▸ **BRIEF**
Work out how many lines have "this" in them. Give only that number.

▸ **DATA ROWS**

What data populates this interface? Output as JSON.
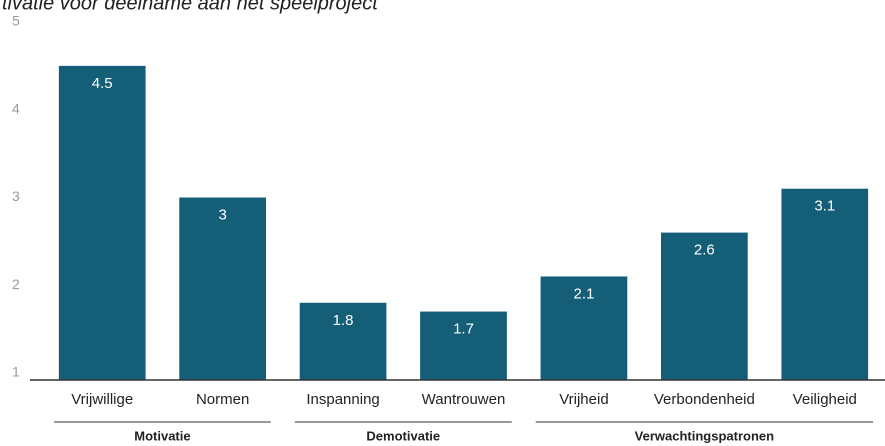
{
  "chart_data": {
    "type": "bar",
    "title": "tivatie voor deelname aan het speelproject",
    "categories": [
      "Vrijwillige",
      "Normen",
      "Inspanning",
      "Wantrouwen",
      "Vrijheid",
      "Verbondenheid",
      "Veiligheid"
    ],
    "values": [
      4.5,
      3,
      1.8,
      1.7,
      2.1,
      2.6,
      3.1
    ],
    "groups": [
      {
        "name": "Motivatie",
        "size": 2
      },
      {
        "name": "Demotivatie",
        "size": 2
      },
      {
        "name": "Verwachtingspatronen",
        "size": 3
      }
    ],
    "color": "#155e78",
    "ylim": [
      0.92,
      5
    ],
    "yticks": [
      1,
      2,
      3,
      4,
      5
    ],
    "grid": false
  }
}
* * *
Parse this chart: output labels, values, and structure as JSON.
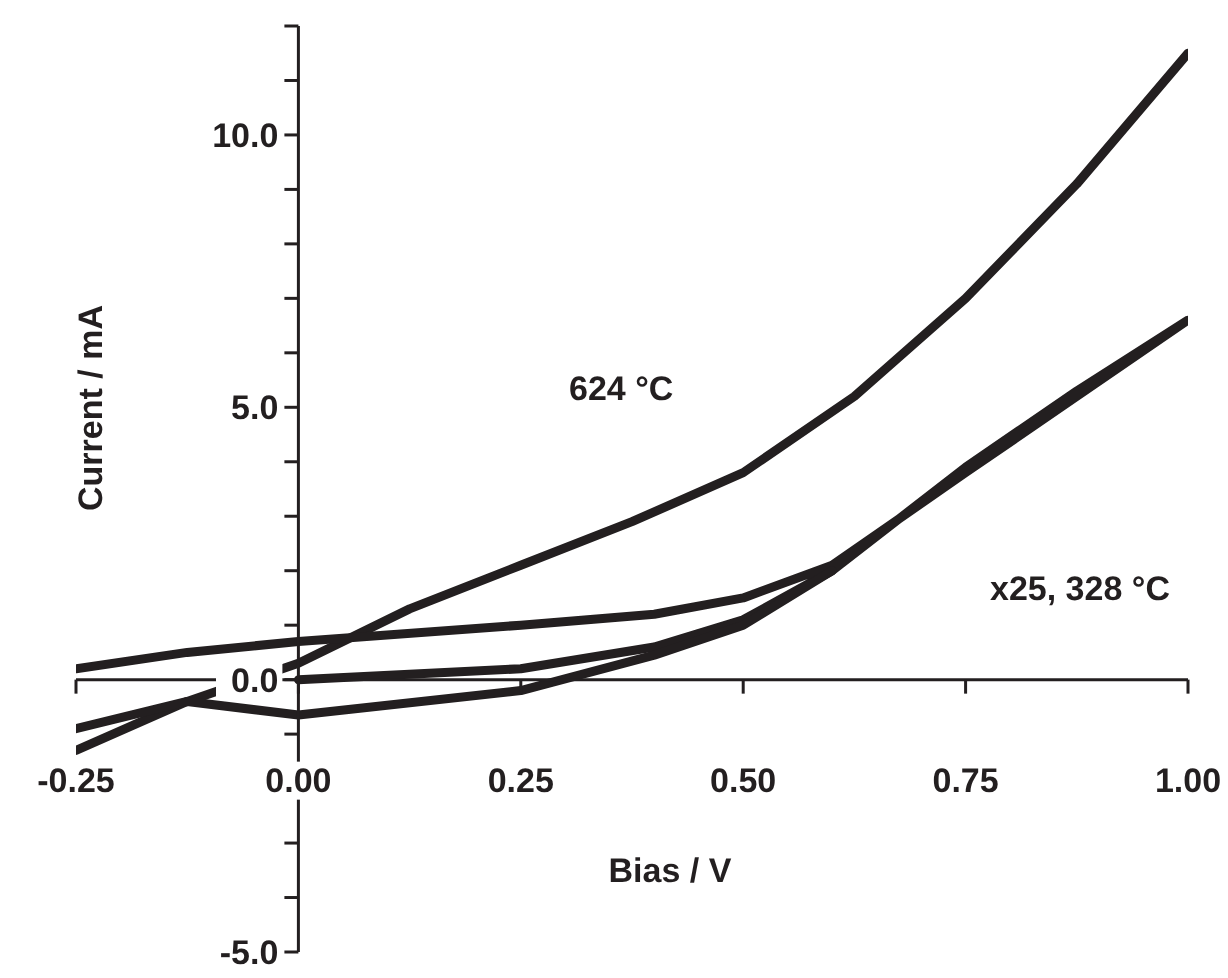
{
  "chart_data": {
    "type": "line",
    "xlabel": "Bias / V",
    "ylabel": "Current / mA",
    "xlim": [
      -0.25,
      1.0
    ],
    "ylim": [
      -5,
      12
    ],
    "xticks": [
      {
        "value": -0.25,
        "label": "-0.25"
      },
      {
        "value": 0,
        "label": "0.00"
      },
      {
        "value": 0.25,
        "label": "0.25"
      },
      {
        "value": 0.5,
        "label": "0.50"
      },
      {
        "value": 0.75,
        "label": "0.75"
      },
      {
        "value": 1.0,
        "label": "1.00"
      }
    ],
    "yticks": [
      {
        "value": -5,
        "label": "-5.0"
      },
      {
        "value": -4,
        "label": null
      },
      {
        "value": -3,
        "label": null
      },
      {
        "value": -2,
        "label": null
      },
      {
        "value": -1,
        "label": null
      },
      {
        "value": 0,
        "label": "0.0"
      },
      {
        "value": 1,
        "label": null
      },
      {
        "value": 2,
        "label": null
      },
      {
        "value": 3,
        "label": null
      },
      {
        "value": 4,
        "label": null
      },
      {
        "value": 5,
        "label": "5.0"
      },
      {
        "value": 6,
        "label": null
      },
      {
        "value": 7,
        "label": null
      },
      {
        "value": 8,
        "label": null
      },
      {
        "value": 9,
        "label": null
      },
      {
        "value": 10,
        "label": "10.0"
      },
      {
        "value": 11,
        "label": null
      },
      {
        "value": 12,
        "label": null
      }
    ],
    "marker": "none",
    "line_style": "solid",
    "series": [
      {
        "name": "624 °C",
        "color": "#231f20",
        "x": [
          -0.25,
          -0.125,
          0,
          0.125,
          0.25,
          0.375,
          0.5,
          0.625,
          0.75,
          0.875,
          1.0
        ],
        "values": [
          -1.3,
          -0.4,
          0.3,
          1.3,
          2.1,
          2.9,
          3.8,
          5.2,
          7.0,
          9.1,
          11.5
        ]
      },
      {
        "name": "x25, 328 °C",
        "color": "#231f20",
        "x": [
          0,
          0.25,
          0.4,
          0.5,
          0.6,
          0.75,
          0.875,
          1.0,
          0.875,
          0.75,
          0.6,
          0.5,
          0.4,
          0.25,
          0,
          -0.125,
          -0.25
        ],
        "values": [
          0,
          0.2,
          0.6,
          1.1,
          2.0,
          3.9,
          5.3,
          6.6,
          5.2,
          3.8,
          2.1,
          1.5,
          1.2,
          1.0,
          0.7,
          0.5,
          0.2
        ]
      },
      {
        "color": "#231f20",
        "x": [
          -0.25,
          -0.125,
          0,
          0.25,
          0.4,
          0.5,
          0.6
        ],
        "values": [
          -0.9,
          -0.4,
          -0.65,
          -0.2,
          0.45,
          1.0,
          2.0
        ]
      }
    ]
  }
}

▸ **EXERCISE RESPONSE**
2